[Items]
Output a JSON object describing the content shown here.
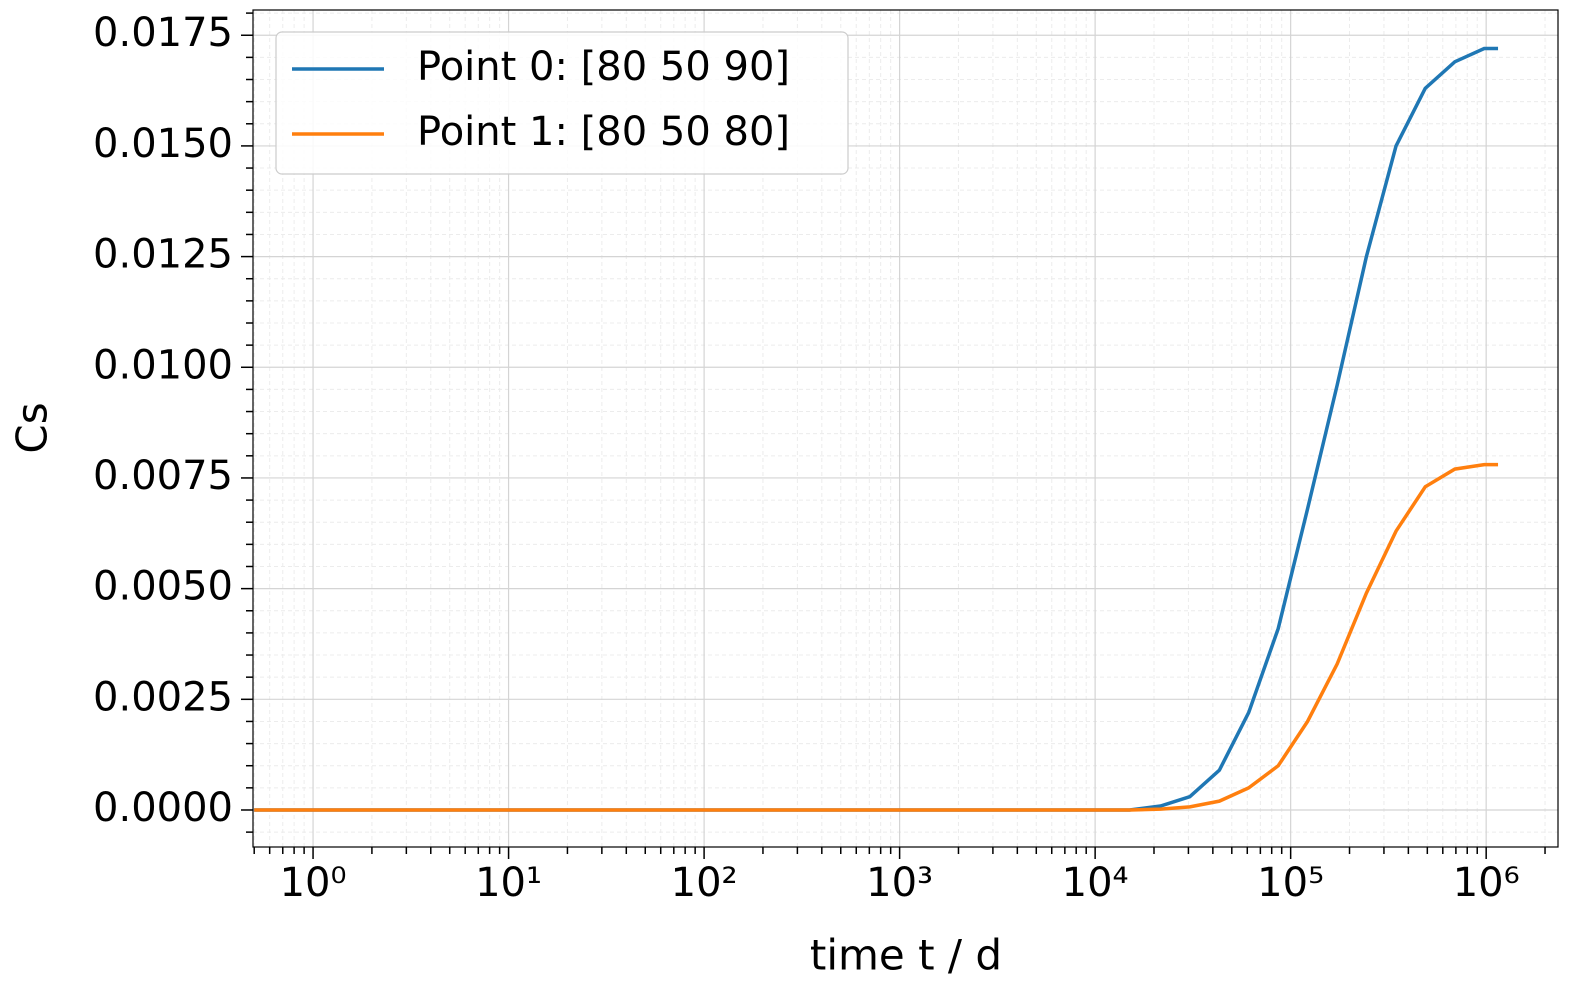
{
  "chart_data": {
    "type": "line",
    "xlabel": "time t / d",
    "ylabel": "Cs",
    "x": [
      0.5,
      10000,
      15000,
      21600,
      30500,
      43200,
      61000,
      86400,
      122000,
      173000,
      244000,
      346000,
      488000,
      691000,
      977000,
      1150000
    ],
    "series": [
      {
        "name": "Point 0: [80 50 90]",
        "color": "#1f77b4",
        "values": [
          0,
          0,
          0,
          9e-05,
          0.0003,
          0.0009,
          0.0022,
          0.0041,
          0.0068,
          0.0096,
          0.0125,
          0.015,
          0.0163,
          0.0169,
          0.0172,
          0.0172
        ]
      },
      {
        "name": "Point 1: [80 50 80]",
        "color": "#ff7f0e",
        "values": [
          0,
          0,
          0,
          2e-05,
          7e-05,
          0.0002,
          0.0005,
          0.001,
          0.002,
          0.0033,
          0.0049,
          0.0063,
          0.0073,
          0.0077,
          0.0078,
          0.0078
        ]
      }
    ],
    "xscale": "log",
    "xlim": [
      0.493,
      2330000
    ],
    "ylim": [
      -0.000836,
      0.01807
    ],
    "xticks": [
      {
        "value": 1,
        "label": "10⁰"
      },
      {
        "value": 10,
        "label": "10¹"
      },
      {
        "value": 100,
        "label": "10²"
      },
      {
        "value": 1000,
        "label": "10³"
      },
      {
        "value": 10000,
        "label": "10⁴"
      },
      {
        "value": 100000,
        "label": "10⁵"
      },
      {
        "value": 1000000,
        "label": "10⁶"
      }
    ],
    "yticks": [
      {
        "value": 0,
        "label": "0.0000"
      },
      {
        "value": 0.0025,
        "label": "0.0025"
      },
      {
        "value": 0.005,
        "label": "0.0050"
      },
      {
        "value": 0.0075,
        "label": "0.0075"
      },
      {
        "value": 0.01,
        "label": "0.0100"
      },
      {
        "value": 0.0125,
        "label": "0.0125"
      },
      {
        "value": 0.015,
        "label": "0.0150"
      },
      {
        "value": 0.0175,
        "label": "0.0175"
      }
    ],
    "grid": true,
    "minor_grid": true,
    "legend": "upper left"
  }
}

[Task directions] Of the lines in the entries above, how many include "Point"? Only the number should be given.

[Reply] 2